Do not carry the pictures over; copy every other part of the entries exactly.

(Collected data entries)
--- BEGIN ---

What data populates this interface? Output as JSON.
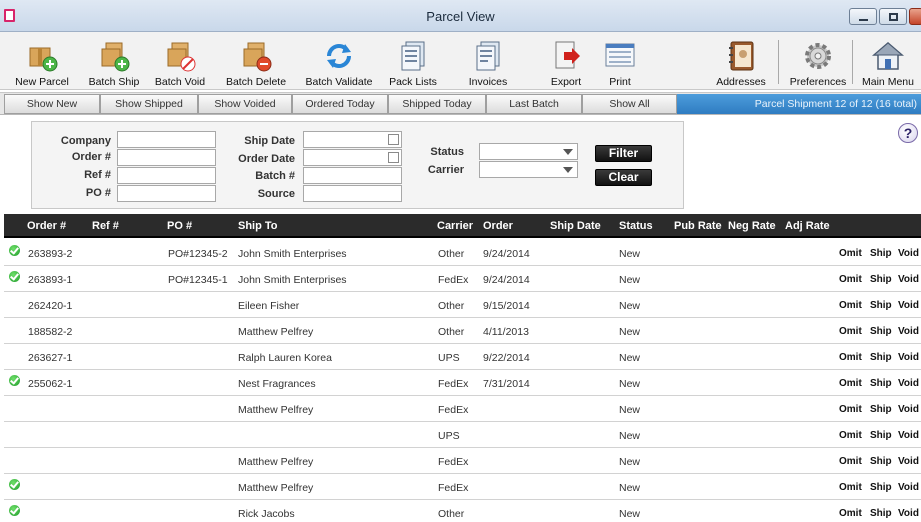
{
  "window": {
    "title": "Parcel View"
  },
  "toolbar": {
    "new_parcel": "New Parcel",
    "batch_ship": "Batch Ship",
    "batch_void": "Batch Void",
    "batch_delete": "Batch Delete",
    "batch_validate": "Batch Validate",
    "pack_lists": "Pack Lists",
    "invoices": "Invoices",
    "export": "Export",
    "print": "Print",
    "addresses": "Addresses",
    "preferences": "Preferences",
    "main_menu": "Main Menu"
  },
  "filters": {
    "show_new": "Show New",
    "show_shipped": "Show Shipped",
    "show_voided": "Show Voided",
    "ordered_today": "Ordered Today",
    "shipped_today": "Shipped Today",
    "last_batch": "Last Batch",
    "show_all": "Show All",
    "status_text": "Parcel Shipment 12 of 12 (16 total)"
  },
  "panel": {
    "company": "Company",
    "order_no": "Order #",
    "ref_no": "Ref #",
    "po_no": "PO #",
    "ship_date": "Ship Date",
    "order_date": "Order Date",
    "batch_no": "Batch #",
    "source": "Source",
    "status": "Status",
    "carrier": "Carrier",
    "filter_btn": "Filter",
    "clear_btn": "Clear",
    "help": "?"
  },
  "table": {
    "headers": {
      "order": "Order #",
      "ref": "Ref #",
      "po": "PO #",
      "ship_to": "Ship To",
      "carrier": "Carrier",
      "order_date": "Order",
      "ship_date": "Ship Date",
      "status": "Status",
      "pub_rate": "Pub Rate",
      "neg_rate": "Neg Rate",
      "adj_rate": "Adj Rate"
    },
    "actions": {
      "omit": "Omit",
      "ship": "Ship",
      "void": "Void"
    },
    "rows": [
      {
        "check": true,
        "order": "263893-2",
        "po": "PO#12345-2",
        "ship_to": "John Smith Enterprises",
        "carrier": "Other",
        "order_date": "9/24/2014",
        "status": "New"
      },
      {
        "check": true,
        "order": "263893-1",
        "po": "PO#12345-1",
        "ship_to": "John Smith Enterprises",
        "carrier": "FedEx",
        "order_date": "9/24/2014",
        "status": "New"
      },
      {
        "check": false,
        "order": "262420-1",
        "po": "",
        "ship_to": "Eileen Fisher",
        "carrier": "Other",
        "order_date": "9/15/2014",
        "status": "New"
      },
      {
        "check": false,
        "order": "188582-2",
        "po": "",
        "ship_to": "Matthew Pelfrey",
        "carrier": "Other",
        "order_date": "4/11/2013",
        "status": "New"
      },
      {
        "check": false,
        "order": "263627-1",
        "po": "",
        "ship_to": "Ralph Lauren Korea",
        "carrier": "UPS",
        "order_date": "9/22/2014",
        "status": "New"
      },
      {
        "check": true,
        "order": "255062-1",
        "po": "",
        "ship_to": "Nest Fragrances",
        "carrier": "FedEx",
        "order_date": "7/31/2014",
        "status": "New"
      },
      {
        "check": false,
        "order": "",
        "po": "",
        "ship_to": "Matthew Pelfrey",
        "carrier": "FedEx",
        "order_date": "",
        "status": "New"
      },
      {
        "check": false,
        "order": "",
        "po": "",
        "ship_to": "",
        "carrier": "UPS",
        "order_date": "",
        "status": "New"
      },
      {
        "check": false,
        "order": "",
        "po": "",
        "ship_to": "Matthew Pelfrey",
        "carrier": "FedEx",
        "order_date": "",
        "status": "New"
      },
      {
        "check": true,
        "order": "",
        "po": "",
        "ship_to": "Matthew Pelfrey",
        "carrier": "FedEx",
        "order_date": "",
        "status": "New"
      },
      {
        "check": true,
        "order": "",
        "po": "",
        "ship_to": "Rick Jacobs",
        "carrier": "Other",
        "order_date": "",
        "status": "New"
      }
    ]
  }
}
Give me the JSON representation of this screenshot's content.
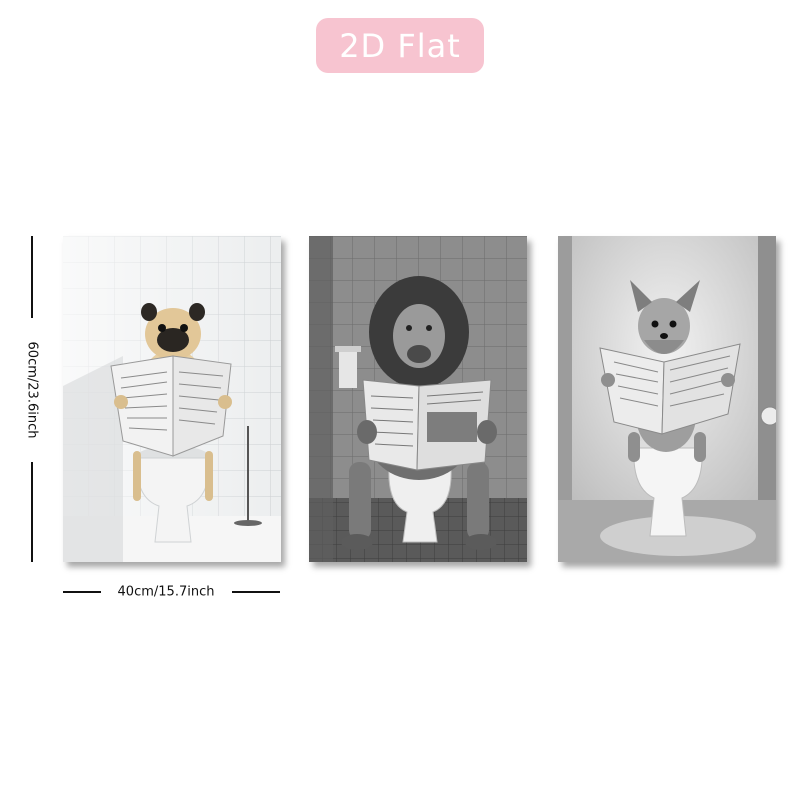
{
  "badge": {
    "label": "2D Flat",
    "color": "#f7c4d0"
  },
  "dimensions": {
    "height_label": "60cm/23.6inch",
    "width_label": "40cm/15.7inch"
  },
  "panels": [
    {
      "subject": "pug-reading-newspaper-on-toilet",
      "tone": "color"
    },
    {
      "subject": "lion-reading-newspaper-on-toilet",
      "tone": "grayscale"
    },
    {
      "subject": "yorkshire-terrier-reading-newspaper-on-toilet",
      "tone": "grayscale"
    }
  ]
}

--- END ---

SOLUTION TO THIS EXERCISE
What data populates this interface? Output as JSON.
{
  "window": {
    "title": "Parcel View"
  },
  "toolbar": {
    "new_parcel": "New Parcel",
    "batch_ship": "Batch Ship",
    "batch_void": "Batch Void",
    "batch_delete": "Batch Delete",
    "batch_validate": "Batch Validate",
    "pack_lists": "Pack Lists",
    "invoices": "Invoices",
    "export": "Export",
    "print": "Print",
    "addresses": "Addresses",
    "preferences": "Preferences",
    "main_menu": "Main Menu"
  },
  "filters": {
    "show_new": "Show New",
    "show_shipped": "Show Shipped",
    "show_voided": "Show Voided",
    "ordered_today": "Ordered Today",
    "shipped_today": "Shipped Today",
    "last_batch": "Last Batch",
    "show_all": "Show All",
    "status_text": "Parcel Shipment 12 of 12 (16 total)"
  },
  "panel": {
    "company": "Company",
    "order_no": "Order #",
    "ref_no": "Ref #",
    "po_no": "PO #",
    "ship_date": "Ship Date",
    "order_date": "Order Date",
    "batch_no": "Batch #",
    "source": "Source",
    "status": "Status",
    "carrier": "Carrier",
    "filter_btn": "Filter",
    "clear_btn": "Clear",
    "help": "?"
  },
  "table": {
    "headers": {
      "order": "Order #",
      "ref": "Ref #",
      "po": "PO #",
      "ship_to": "Ship To",
      "carrier": "Carrier",
      "order_date": "Order",
      "ship_date": "Ship Date",
      "status": "Status",
      "pub_rate": "Pub Rate",
      "neg_rate": "Neg Rate",
      "adj_rate": "Adj Rate"
    },
    "actions": {
      "omit": "Omit",
      "ship": "Ship",
      "void": "Void"
    },
    "rows": [
      {
        "check": true,
        "order": "263893-2",
        "po": "PO#12345-2",
        "ship_to": "John Smith Enterprises",
        "carrier": "Other",
        "order_date": "9/24/2014",
        "status": "New"
      },
      {
        "check": true,
        "order": "263893-1",
        "po": "PO#12345-1",
        "ship_to": "John Smith Enterprises",
        "carrier": "FedEx",
        "order_date": "9/24/2014",
        "status": "New"
      },
      {
        "check": false,
        "order": "262420-1",
        "po": "",
        "ship_to": "Eileen Fisher",
        "carrier": "Other",
        "order_date": "9/15/2014",
        "status": "New"
      },
      {
        "check": false,
        "order": "188582-2",
        "po": "",
        "ship_to": "Matthew Pelfrey",
        "carrier": "Other",
        "order_date": "4/11/2013",
        "status": "New"
      },
      {
        "check": false,
        "order": "263627-1",
        "po": "",
        "ship_to": "Ralph Lauren Korea",
        "carrier": "UPS",
        "order_date": "9/22/2014",
        "status": "New"
      },
      {
        "check": true,
        "order": "255062-1",
        "po": "",
        "ship_to": "Nest Fragrances",
        "carrier": "FedEx",
        "order_date": "7/31/2014",
        "status": "New"
      },
      {
        "check": false,
        "order": "",
        "po": "",
        "ship_to": "Matthew Pelfrey",
        "carrier": "FedEx",
        "order_date": "",
        "status": "New"
      },
      {
        "check": false,
        "order": "",
        "po": "",
        "ship_to": "",
        "carrier": "UPS",
        "order_date": "",
        "status": "New"
      },
      {
        "check": false,
        "order": "",
        "po": "",
        "ship_to": "Matthew Pelfrey",
        "carrier": "FedEx",
        "order_date": "",
        "status": "New"
      },
      {
        "check": true,
        "order": "",
        "po": "",
        "ship_to": "Matthew Pelfrey",
        "carrier": "FedEx",
        "order_date": "",
        "status": "New"
      },
      {
        "check": true,
        "order": "",
        "po": "",
        "ship_to": "Rick Jacobs",
        "carrier": "Other",
        "order_date": "",
        "status": "New"
      }
    ]
  }
}
Give me the JSON representation of this screenshot's content.
{
  "badge": {
    "label": "2D Flat",
    "color": "#f7c4d0"
  },
  "dimensions": {
    "height_label": "60cm/23.6inch",
    "width_label": "40cm/15.7inch"
  },
  "panels": [
    {
      "subject": "pug-reading-newspaper-on-toilet",
      "tone": "color"
    },
    {
      "subject": "lion-reading-newspaper-on-toilet",
      "tone": "grayscale"
    },
    {
      "subject": "yorkshire-terrier-reading-newspaper-on-toilet",
      "tone": "grayscale"
    }
  ]
}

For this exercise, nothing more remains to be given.